## Excerpt from a dataset

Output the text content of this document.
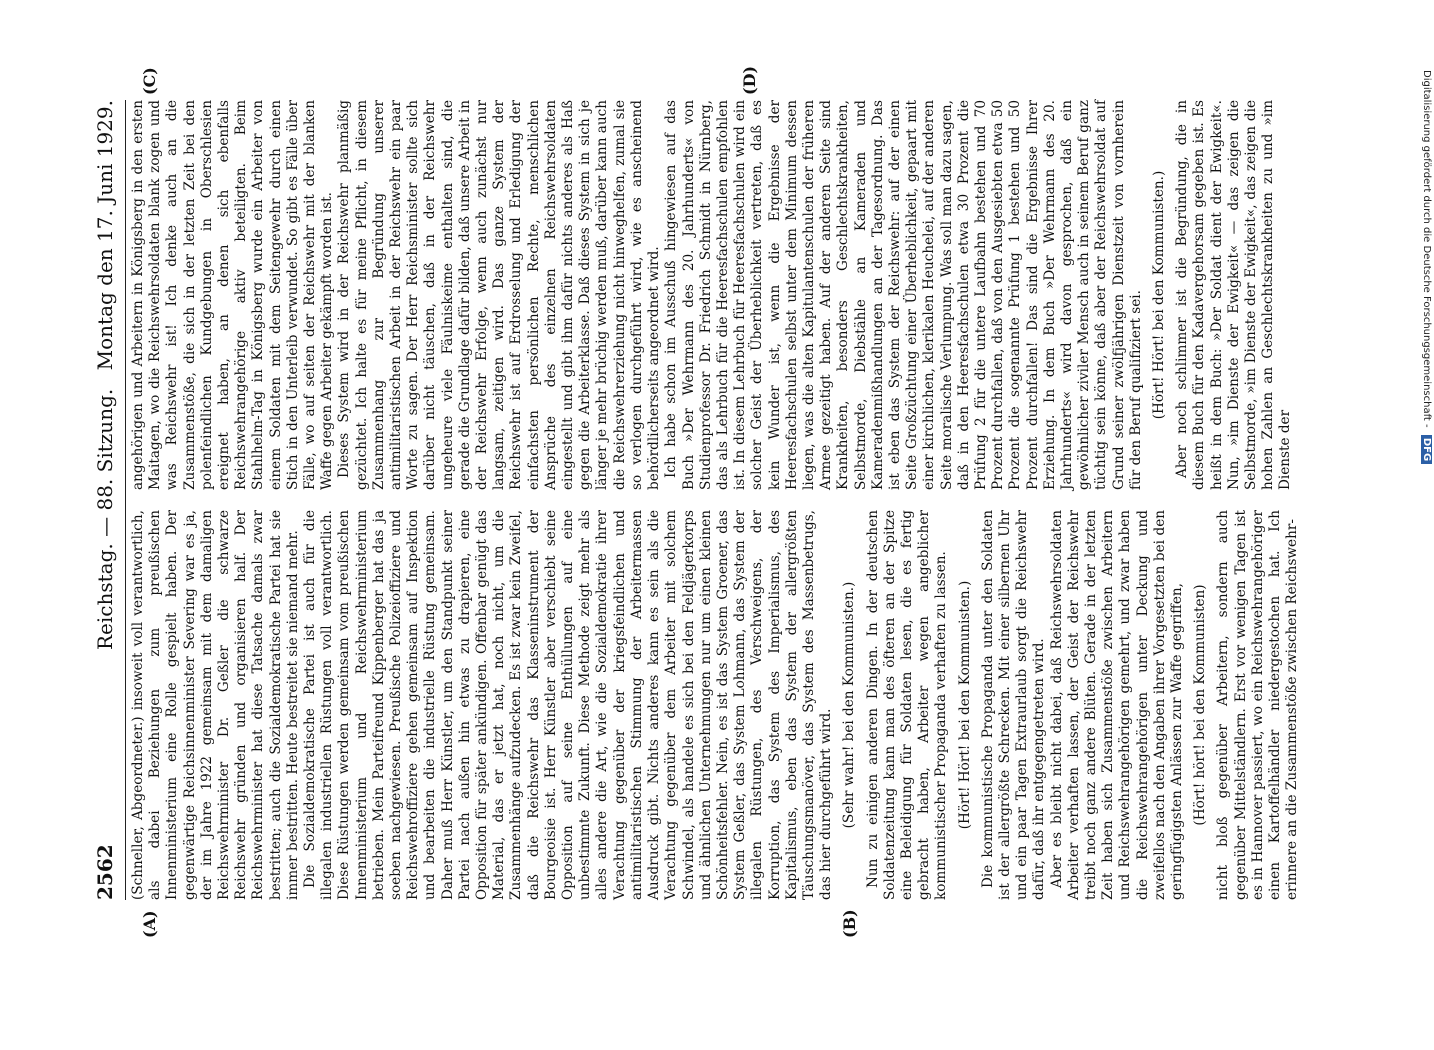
2562
Reichstag. — 88. Sitzung.
Montag den 17. Juni 1929.
(A)	(B)
(C)	(D)

(Schneller, Abgeordneter.) insoweit voll verantwortlich, als dabei Beziehungen zum preußischen Innenministerium eine Rolle gespielt haben. Der gegenwärtige Reichsinnenminister Severing war es ja, der im Jahre 1922 gemeinsam mit dem damaligen Reichswehrminister Dr. Geßler die schwarze Reichswehr gründen und organisieren half. Der Reichswehrminister hat diese Tatsache damals zwar bestritten; auch die Sozialdemokratische Partei hat sie immer bestritten. Heute bestreitet sie niemand mehr. Die Sozialdemokratische Partei ist auch für die illegalen industriellen Rüstungen voll verantwortlich. Diese Rüstungen werden gemeinsam vom preußischen Innenministerium und Reichswehrministerium betrieben. Mein Parteifreund Kippenberger hat das ja soeben nachgewiesen. Preußische Polizeioffiziere und Reichswehroffiziere gehen gemeinsam auf Inspektion und bearbeiten die industrielle Rüstung gemeinsam. Daher muß Herr Künstler, um den Standpunkt seiner Partei nach außen hin etwas zu drapieren, eine Opposition für später ankündigen. Offenbar genügt das Material, das er jetzt hat, noch nicht, um die Zusammenhänge aufzudecken. Es ist zwar kein Zweifel, daß die Reichswehr das Klasseninstrument der Bourgeoisie ist. Herr Künstler aber verschiebt seine Opposition auf seine Enthüllungen auf eine unbestimmte Zukunft. Diese Methode zeigt mehr als alles andere die Art, wie die Sozialdemokratie ihrer Verachtung gegenüber der kriegsfeindlichen und antimilitaristischen Stimmung der Arbeitermassen Ausdruck gibt. Nichts anderes kann es sein als die Verachtung gegenüber dem Arbeiter mit solchem Schwindel, als handele es sich bei den Feldjägerkorps und ähnlichen Unternehmungen nur um einen kleinen Schönheitsfehler. Nein, es ist das System Groener, das System Geßler, das System Lohmann, das System der illegalen Rüstungen, des Verschweigens, der Korruption, das System des Imperialismus, des Kapitalismus, eben das System der allergrößten Täuschungsmanöver, das System des Massenbetrugs, das hier durchgeführt wird. (Sehr wahr! bei den Kommunisten.) Nun zu einigen anderen Dingen. In der deutschen Soldatenzeitung kann man des öfteren an der Spitze eine Beleidigung für Soldaten lesen, die es fertig gebracht haben, Arbeiter wegen angeblicher kommunistischer Propaganda verhaften zu lassen. (Hört! Hört! bei den Kommunisten.) Die kommunistische Propaganda unter den Soldaten ist der allergrößte Schrecken. Mit einer silbernen Uhr und ein paar Tagen Extraurlaub sorgt die Reichswehr dafür, daß ihr entgegengetreten wird. Aber es bleibt nicht dabei, daß Reichswehrsoldaten Arbeiter verhaften lassen, der Geist der Reichswehr treibt noch ganz andere Blüten. Gerade in der letzten Zeit haben sich Zusammenstöße zwischen Arbeitern und Reichswehrangehörigen gemehrt, und zwar haben die Reichswehrangehörigen unter Deckung und zweifellos nach den Angaben ihrer Vorgesetzten bei den geringfügigsten Anlässen zur Waffe gegriffen, (Hört! hört! bei den Kommunisten) nicht bloß gegenüber Arbeitern, sondern auch gegenüber Mittelständlern. Erst vor wenigen Tagen ist es in Hannover passiert, wo ein Reichswehrangehöriger einen Kartoffelhändler niedergestochen hat. Ich erinnere an die Zusammenstöße zwischen Reichswehr-

angehörigen und Arbeitern in Königsberg in den ersten Maitagen, wo die Reichswehrsoldaten blank zogen und was Reichswehr ist! Ich denke auch an die Zusammenstöße, die sich in der letzten Zeit bei den polenfeindlichen Kundgebungen in Oberschlesien ereignet haben, an denen sich ebenfalls Reichswehrangehörige aktiv beteiligten. Beim Stahlhelm-Tag in Königsberg wurde ein Arbeiter von einem Soldaten mit dem Seitengewehr durch einen Stich in den Unterleib verwundet. So gibt es Fälle über Fälle, wo auf seiten der Reichswehr mit der blanken Waffe gegen Arbeiter gekämpft worden ist. Dieses System wird in der Reichswehr planmäßig gezüchtet. Ich halte es für meine Pflicht, in diesem Zusammenhang zur Begründung unserer antimilitaristischen Arbeit in der Reichswehr ein paar Worte zu sagen. Der Herr Reichsminister sollte sich darüber nicht täuschen, daß in der Reichswehr ungeheure viele Fäulniskeime enthalten sind, die gerade die Grundlage dafür bilden, daß unsere Arbeit in der Reichswehr Erfolge, wenn auch zunächst nur langsam, zeitigen wird. Das ganze System der Reichswehr ist auf Erdrosselung und Erledigung der einfachsten persönlichen Rechte, menschlichen Ansprüche des einzelnen Reichswehrsoldaten eingestellt und gibt ihm dafür nichts anderes als Haß gegen die Arbeiterklasse. Daß dieses System in sich je länger je mehr brüchig werden muß, darüber kann auch die Reichswehrerziehung nicht hinweghelfen, zumal sie so verlogen durchgeführt wird, wie es anscheinend behördlicherseits angeordnet wird. Ich habe schon im Ausschuß hingewiesen auf das Buch »Der Wehrmann des 20. Jahrhunderts« von Studienprofessor Dr. Friedrich Schmidt in Nürnberg, das als Lehrbuch für die Heeresfachschulen empfohlen ist. In diesem Lehrbuch für Heeresfachschulen wird ein solcher Geist der Überheblichkeit vertreten, daß es kein Wunder ist, wenn die Ergebnisse der Heeresfachschulen selbst unter dem Minimum dessen liegen, was die alten Kapitulantenschulen der früheren Armee gezeitigt haben. Auf der anderen Seite sind Krankheiten, besonders Geschlechtskrankheiten, Selbstmorde, Diebstähle an Kameraden und Kameradenmißhandlungen an der Tagesordnung. Das ist eben das System der Reichswehr: auf der einen Seite Großzüchtung einer Überheblichkeit, gepaart mit einer kirchlichen, klerikalen Heuchelei, auf der anderen Seite moralische Verlumpung. Was soll man dazu sagen, daß in den Heeresfachschulen etwa 30 Prozent die Prüfung 2 für die untere Laufbahn bestehen und 70 Prozent durchfallen, daß von den Ausgesiebten etwa 50 Prozent die sogenannte Prüfung 1 bestehen und 50 Prozent durchfallen! Das sind die Ergebnisse Ihrer Erziehung. In dem Buch »Der Wehrmann des 20. Jahrhunderts« wird davon gesprochen, daß ein gewöhnlicher ziviler Mensch auch in seinem Beruf ganz tüchtig sein könne, daß aber der Reichswehrsoldat auf Grund seiner zwölfjährigen Dienstzeit von vornherein für den Beruf qualifiziert sei. (Hört! Hört! bei den Kommunisten.) Aber noch schlimmer ist die Begründung, die in diesem Buch für den Kadavergehorsam gegeben ist. Es heißt in dem Buch: »Der Soldat dient der Ewigkeit«. Nun, »im Dienste der Ewigkeit« — das zeigen die Selbstmorde, »im Dienste der Ewigkeit«, das zeigen die hohen Zahlen an Geschlechtskrankheiten zu und »im Dienste der

Digitalisierung gefördert durch die Deutsche Forschungsgemeinschaft - DFG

## STATED GOAL
The records above are to be restated exactly, without their pictures.

## RESPONSE
Output the text content of this document.
2562
Reichstag. — 88. Sitzung.
Montag den 17. Juni 1929.
(A)	(B)
(C)	(D)

(Schneller, Abgeordneter.) insoweit voll verantwortlich, als dabei Beziehungen zum preußischen Innenministerium eine Rolle gespielt haben. Der gegenwärtige Reichsinnenminister Severing war es ja, der im Jahre 1922 gemeinsam mit dem damaligen Reichswehrminister Dr. Geßler die schwarze Reichswehr gründen und organisieren half. Der Reichswehrminister hat diese Tatsache damals zwar bestritten; auch die Sozialdemokratische Partei hat sie immer bestritten. Heute bestreitet sie niemand mehr. Die Sozialdemokratische Partei ist auch für die illegalen industriellen Rüstungen voll verantwortlich. Diese Rüstungen werden gemeinsam vom preußischen Innenministerium und Reichswehrministerium betrieben. Mein Parteifreund Kippenberger hat das ja soeben nachgewiesen. Preußische Polizeioffiziere und Reichswehroffiziere gehen gemeinsam auf Inspektion und bearbeiten die industrielle Rüstung gemeinsam. Daher muß Herr Künstler, um den Standpunkt seiner Partei nach außen hin etwas zu drapieren, eine Opposition für später ankündigen. Offenbar genügt das Material, das er jetzt hat, noch nicht, um die Zusammenhänge aufzudecken. Es ist zwar kein Zweifel, daß die Reichswehr das Klasseninstrument der Bourgeoisie ist. Herr Künstler aber verschiebt seine Opposition auf seine Enthüllungen auf eine unbestimmte Zukunft. Diese Methode zeigt mehr als alles andere die Art, wie die Sozialdemokratie ihrer Verachtung gegenüber der kriegsfeindlichen und antimilitaristischen Stimmung der Arbeitermassen Ausdruck gibt. Nichts anderes kann es sein als die Verachtung gegenüber dem Arbeiter mit solchem Schwindel, als handele es sich bei den Feldjägerkorps und ähnlichen Unternehmungen nur um einen kleinen Schönheitsfehler. Nein, es ist das System Groener, das System Geßler, das System Lohmann, das System der illegalen Rüstungen, des Verschweigens, der Korruption, das System des Imperialismus, des Kapitalismus, eben das System der allergrößten Täuschungsmanöver, das System des Massenbetrugs, das hier durchgeführt wird. (Sehr wahr! bei den Kommunisten.) Nun zu einigen anderen Dingen. In der deutschen Soldatenzeitung kann man des öfteren an der Spitze eine Beleidigung für Soldaten lesen, die es fertig gebracht haben, Arbeiter wegen angeblicher kommunistischer Propaganda verhaften zu lassen. (Hört! Hört! bei den Kommunisten.) Die kommunistische Propaganda unter den Soldaten ist der allergrößte Schrecken. Mit einer silbernen Uhr und ein paar Tagen Extraurlaub sorgt die Reichswehr dafür, daß ihr entgegengetreten wird. Aber es bleibt nicht dabei, daß Reichswehrsoldaten Arbeiter verhaften lassen, der Geist der Reichswehr treibt noch ganz andere Blüten. Gerade in der letzten Zeit haben sich Zusammenstöße zwischen Arbeitern und Reichswehrangehörigen gemehrt, und zwar haben die Reichswehrangehörigen unter Deckung und zweifellos nach den Angaben ihrer Vorgesetzten bei den geringfügigsten Anlässen zur Waffe gegriffen, (Hört! hört! bei den Kommunisten) nicht bloß gegenüber Arbeitern, sondern auch gegenüber Mittelständlern. Erst vor wenigen Tagen ist es in Hannover passiert, wo ein Reichswehrangehöriger einen Kartoffelhändler niedergestochen hat. Ich erinnere an die Zusammenstöße zwischen Reichswehr-

angehörigen und Arbeitern in Königsberg in den ersten Maitagen, wo die Reichswehrsoldaten blank zogen und was Reichswehr ist! Ich denke auch an die Zusammenstöße, die sich in der letzten Zeit bei den polenfeindlichen Kundgebungen in Oberschlesien ereignet haben, an denen sich ebenfalls Reichswehrangehörige aktiv beteiligten. Beim Stahlhelm-Tag in Königsberg wurde ein Arbeiter von einem Soldaten mit dem Seitengewehr durch einen Stich in den Unterleib verwundet. So gibt es Fälle über Fälle, wo auf seiten der Reichswehr mit der blanken Waffe gegen Arbeiter gekämpft worden ist. Dieses System wird in der Reichswehr planmäßig gezüchtet. Ich halte es für meine Pflicht, in diesem Zusammenhang zur Begründung unserer antimilitaristischen Arbeit in der Reichswehr ein paar Worte zu sagen. Der Herr Reichsminister sollte sich darüber nicht täuschen, daß in der Reichswehr ungeheure viele Fäulniskeime enthalten sind, die gerade die Grundlage dafür bilden, daß unsere Arbeit in der Reichswehr Erfolge, wenn auch zunächst nur langsam, zeitigen wird. Das ganze System der Reichswehr ist auf Erdrosselung und Erledigung der einfachsten persönlichen Rechte, menschlichen Ansprüche des einzelnen Reichswehrsoldaten eingestellt und gibt ihm dafür nichts anderes als Haß gegen die Arbeiterklasse. Daß dieses System in sich je länger je mehr brüchig werden muß, darüber kann auch die Reichswehrerziehung nicht hinweghelfen, zumal sie so verlogen durchgeführt wird, wie es anscheinend behördlicherseits angeordnet wird. Ich habe schon im Ausschuß hingewiesen auf das Buch »Der Wehrmann des 20. Jahrhunderts« von Studienprofessor Dr. Friedrich Schmidt in Nürnberg, das als Lehrbuch für die Heeresfachschulen empfohlen ist. In diesem Lehrbuch für Heeresfachschulen wird ein solcher Geist der Überheblichkeit vertreten, daß es kein Wunder ist, wenn die Ergebnisse der Heeresfachschulen selbst unter dem Minimum dessen liegen, was die alten Kapitulantenschulen der früheren Armee gezeitigt haben. Auf der anderen Seite sind Krankheiten, besonders Geschlechtskrankheiten, Selbstmorde, Diebstähle an Kameraden und Kameradenmißhandlungen an der Tagesordnung. Das ist eben das System der Reichswehr: auf der einen Seite Großzüchtung einer Überheblichkeit, gepaart mit einer kirchlichen, klerikalen Heuchelei, auf der anderen Seite moralische Verlumpung. Was soll man dazu sagen, daß in den Heeresfachschulen etwa 30 Prozent die Prüfung 2 für die untere Laufbahn bestehen und 70 Prozent durchfallen, daß von den Ausgesiebten etwa 50 Prozent die sogenannte Prüfung 1 bestehen und 50 Prozent durchfallen! Das sind die Ergebnisse Ihrer Erziehung. In dem Buch »Der Wehrmann des 20. Jahrhunderts« wird davon gesprochen, daß ein gewöhnlicher ziviler Mensch auch in seinem Beruf ganz tüchtig sein könne, daß aber der Reichswehrsoldat auf Grund seiner zwölfjährigen Dienstzeit von vornherein für den Beruf qualifiziert sei. (Hört! Hört! bei den Kommunisten.) Aber noch schlimmer ist die Begründung, die in diesem Buch für den Kadavergehorsam gegeben ist. Es heißt in dem Buch: »Der Soldat dient der Ewigkeit«. Nun, »im Dienste der Ewigkeit« — das zeigen die Selbstmorde, »im Dienste der Ewigkeit«, das zeigen die hohen Zahlen an Geschlechtskrankheiten zu und »im Dienste der

Digitalisierung gefördert durch die Deutsche Forschungsgemeinschaft - DFG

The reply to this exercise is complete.